A 17-year-old professional kayaker with no previous medical history presented with acute onset right leg weakness, left leg analgesia, low back pain and difficulty in urination. Patient did not take any medication before and denied alcohol intake or illicit drug use. Neurological examination on admission revealed right leg flaccid paresis, loss of proprioception and vibration sense. Loss of pain and temperature sensation on the left leg, hyporeflexia with no pathological reflexes and urinary retention were also found. Cranial nerves and upper extremities were spared. Due to lower motoneuron signs and low back pain started two weeks prior the incident, lumbar spine MRI was performed. MRI showed L4-L5 disc protrusion with S1 root compression, without any need for surgical intervention.

The next day the patient’s condition worsened: sensory loss ascended up to the line of the umbilicus, the patient was unable to move the right leg and muscle weakness appeared also on the contralateral lower limb. Patient’s pain persisted despite taking painkillers. Clinical examination revealed flaccid paraparesis, with plegia on the right lower limb, 3/5 paresis on the left lower limb, urinary retention and sensory disturbance below the level of T10 dermatome (Brown-Séquard syndrome progressed to transverse cord lesion). No symptoms were detected on the face or upper limbs. All these signs pointed towards a lesion causing thoracic myelopathy. MRI revealed a hypointense lesion of the spinal cord both on T1 and T2-weighted sequences at the level of the T8-T9 vertebral bodies, showing no contrast enhancement (Fig. 1). In the axial T2-weighted images, the lesion was seen intramedullary, situated mostly on the right ventral side of the spinal cord and also a small T2-hyperintense edge was detected cranially. The findings and the clinical manifestations were consistent with an intramedullary hematoma in chronic stage with minimal subacute component. No abnormality was found on the cervical and cerebral MRI. Following osmotic therapy with mannitol and corticosteroid, no improvement was seen. On the following day, digital subtraction angiography was performed, which did not identify any vascular malformation. On the same day, urgent surgical treatment was indicated.

Fig. 1 — MRI (T2 weighted image, sagittal and axial view). The arrow points towards the intramedullary hypointense lesion the level of the T8-T9 vertebral body. In the axial T2-weighted image the lesion was seen intramedullary, situated mostly on the right ventral side of the spinal cord and also a small T2-hyperintense edge was detected cranially.

2.2. Anaesthesia

Total intravenous anaesthesia was induced and maintained uneventfully. Propofol (plasma concentration 3–4 mg/ml) and rocuronium (50 mg), a short acting non-depolarizing muscle relaxant were used for inducing anaesthesia, and target-controlled infusions of propofol (plasma concentration 4–5 mg/ml) and remifentanil (0.05 mcg/kg/min) were used to maintain it. In addition to intraoperative EEG monitoring, bispectral index (BIS) monitors were used for determining the depth of anaesthesia. BIS value was maintained at 30–40 during the operation. A bite blocker was used after intubation to avoid lip and tongue bites. There were no significant changes in any vital parameter during the anaesthesia.

Record excerpts ->
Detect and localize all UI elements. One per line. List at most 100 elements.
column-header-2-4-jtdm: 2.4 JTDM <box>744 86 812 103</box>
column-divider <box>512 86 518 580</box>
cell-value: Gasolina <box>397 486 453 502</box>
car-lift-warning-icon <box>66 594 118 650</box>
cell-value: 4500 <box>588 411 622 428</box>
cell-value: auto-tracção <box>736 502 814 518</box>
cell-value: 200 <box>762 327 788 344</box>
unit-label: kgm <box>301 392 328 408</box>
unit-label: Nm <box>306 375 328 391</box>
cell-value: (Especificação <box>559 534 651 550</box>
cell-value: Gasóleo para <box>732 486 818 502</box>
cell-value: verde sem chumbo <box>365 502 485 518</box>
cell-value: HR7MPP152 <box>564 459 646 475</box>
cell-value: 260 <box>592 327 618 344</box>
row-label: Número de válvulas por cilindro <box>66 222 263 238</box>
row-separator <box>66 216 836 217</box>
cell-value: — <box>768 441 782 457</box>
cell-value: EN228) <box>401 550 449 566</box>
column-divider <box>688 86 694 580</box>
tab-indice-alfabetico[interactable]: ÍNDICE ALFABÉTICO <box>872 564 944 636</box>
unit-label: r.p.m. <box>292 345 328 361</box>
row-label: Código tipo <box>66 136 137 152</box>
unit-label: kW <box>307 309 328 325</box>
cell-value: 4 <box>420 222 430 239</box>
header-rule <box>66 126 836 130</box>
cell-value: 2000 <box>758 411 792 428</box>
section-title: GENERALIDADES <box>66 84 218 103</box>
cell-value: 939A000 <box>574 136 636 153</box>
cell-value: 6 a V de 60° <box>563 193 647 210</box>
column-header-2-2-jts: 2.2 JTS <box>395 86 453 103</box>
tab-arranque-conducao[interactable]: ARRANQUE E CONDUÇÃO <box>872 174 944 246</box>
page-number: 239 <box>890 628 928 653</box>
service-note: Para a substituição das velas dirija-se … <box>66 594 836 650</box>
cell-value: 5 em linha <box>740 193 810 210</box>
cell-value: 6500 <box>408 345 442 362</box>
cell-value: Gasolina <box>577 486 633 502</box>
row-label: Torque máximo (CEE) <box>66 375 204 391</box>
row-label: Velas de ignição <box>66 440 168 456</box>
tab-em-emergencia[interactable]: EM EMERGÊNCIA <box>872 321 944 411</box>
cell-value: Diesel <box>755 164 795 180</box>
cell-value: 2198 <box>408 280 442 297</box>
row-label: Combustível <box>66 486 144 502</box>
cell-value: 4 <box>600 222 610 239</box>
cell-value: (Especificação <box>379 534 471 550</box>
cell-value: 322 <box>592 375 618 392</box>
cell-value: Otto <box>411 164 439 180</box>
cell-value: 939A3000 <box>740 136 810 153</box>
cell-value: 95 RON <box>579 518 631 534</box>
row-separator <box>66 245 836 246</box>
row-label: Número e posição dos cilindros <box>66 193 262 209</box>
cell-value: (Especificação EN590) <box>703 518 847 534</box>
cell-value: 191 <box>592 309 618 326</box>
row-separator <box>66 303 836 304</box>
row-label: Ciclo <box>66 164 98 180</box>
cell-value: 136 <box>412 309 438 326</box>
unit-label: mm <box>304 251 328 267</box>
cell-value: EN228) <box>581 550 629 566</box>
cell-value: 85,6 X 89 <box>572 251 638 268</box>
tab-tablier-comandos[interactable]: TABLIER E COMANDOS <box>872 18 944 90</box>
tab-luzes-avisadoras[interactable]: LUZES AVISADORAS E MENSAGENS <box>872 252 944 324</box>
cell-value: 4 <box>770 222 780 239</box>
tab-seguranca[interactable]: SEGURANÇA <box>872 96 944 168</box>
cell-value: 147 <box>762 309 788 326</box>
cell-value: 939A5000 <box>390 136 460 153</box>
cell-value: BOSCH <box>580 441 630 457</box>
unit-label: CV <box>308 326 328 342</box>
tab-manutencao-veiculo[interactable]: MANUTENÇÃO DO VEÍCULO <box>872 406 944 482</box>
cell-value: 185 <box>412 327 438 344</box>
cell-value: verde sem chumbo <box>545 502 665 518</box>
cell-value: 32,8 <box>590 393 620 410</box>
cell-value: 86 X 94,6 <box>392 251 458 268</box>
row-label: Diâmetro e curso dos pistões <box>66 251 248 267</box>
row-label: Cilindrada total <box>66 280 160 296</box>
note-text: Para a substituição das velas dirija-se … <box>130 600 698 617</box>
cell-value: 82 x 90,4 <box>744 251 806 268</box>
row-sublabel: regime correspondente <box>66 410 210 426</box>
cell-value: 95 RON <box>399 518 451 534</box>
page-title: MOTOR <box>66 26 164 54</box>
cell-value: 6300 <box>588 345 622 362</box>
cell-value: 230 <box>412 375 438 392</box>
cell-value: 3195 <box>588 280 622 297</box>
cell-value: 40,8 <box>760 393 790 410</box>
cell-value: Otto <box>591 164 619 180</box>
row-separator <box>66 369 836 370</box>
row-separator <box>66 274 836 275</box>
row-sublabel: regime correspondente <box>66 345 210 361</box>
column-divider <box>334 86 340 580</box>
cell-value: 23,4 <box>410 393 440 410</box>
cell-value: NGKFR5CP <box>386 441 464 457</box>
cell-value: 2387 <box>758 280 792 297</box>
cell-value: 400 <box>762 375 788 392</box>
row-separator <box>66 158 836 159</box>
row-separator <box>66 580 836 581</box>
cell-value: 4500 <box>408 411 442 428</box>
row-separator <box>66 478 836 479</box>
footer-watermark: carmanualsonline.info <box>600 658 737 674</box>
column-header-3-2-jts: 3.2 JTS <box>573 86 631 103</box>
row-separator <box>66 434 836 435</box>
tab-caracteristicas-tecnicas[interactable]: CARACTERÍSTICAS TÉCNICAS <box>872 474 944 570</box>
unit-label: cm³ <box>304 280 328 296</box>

What you have to do ->
Write out the part of the case report starting at "Total intravenous anaesthesia" and ending at "during the anaesthesia.", word for word.

Output below ->
Total intravenous anaesthesia was induced and maintained uneventfully. Propofol (plasma concentration 3–4 mg/ml) and rocuronium (50 mg), a short acting non-depolarizing muscle relaxant were used for inducing anaesthesia, and target-controlled infusions of propofol (plasma concentration 4–5 mg/ml) and remifentanil (0.05 mcg/kg/min) were used to maintain it. In addition to intraoperative EEG monitoring, bispectral index (BIS) monitors were used for determining the depth of anaesthesia. BIS value was maintained at 30–40 during the operation. A bite blocker was used after intubation to avoid lip and tongue bites. There were no significant changes in any vital parameter during the anaesthesia.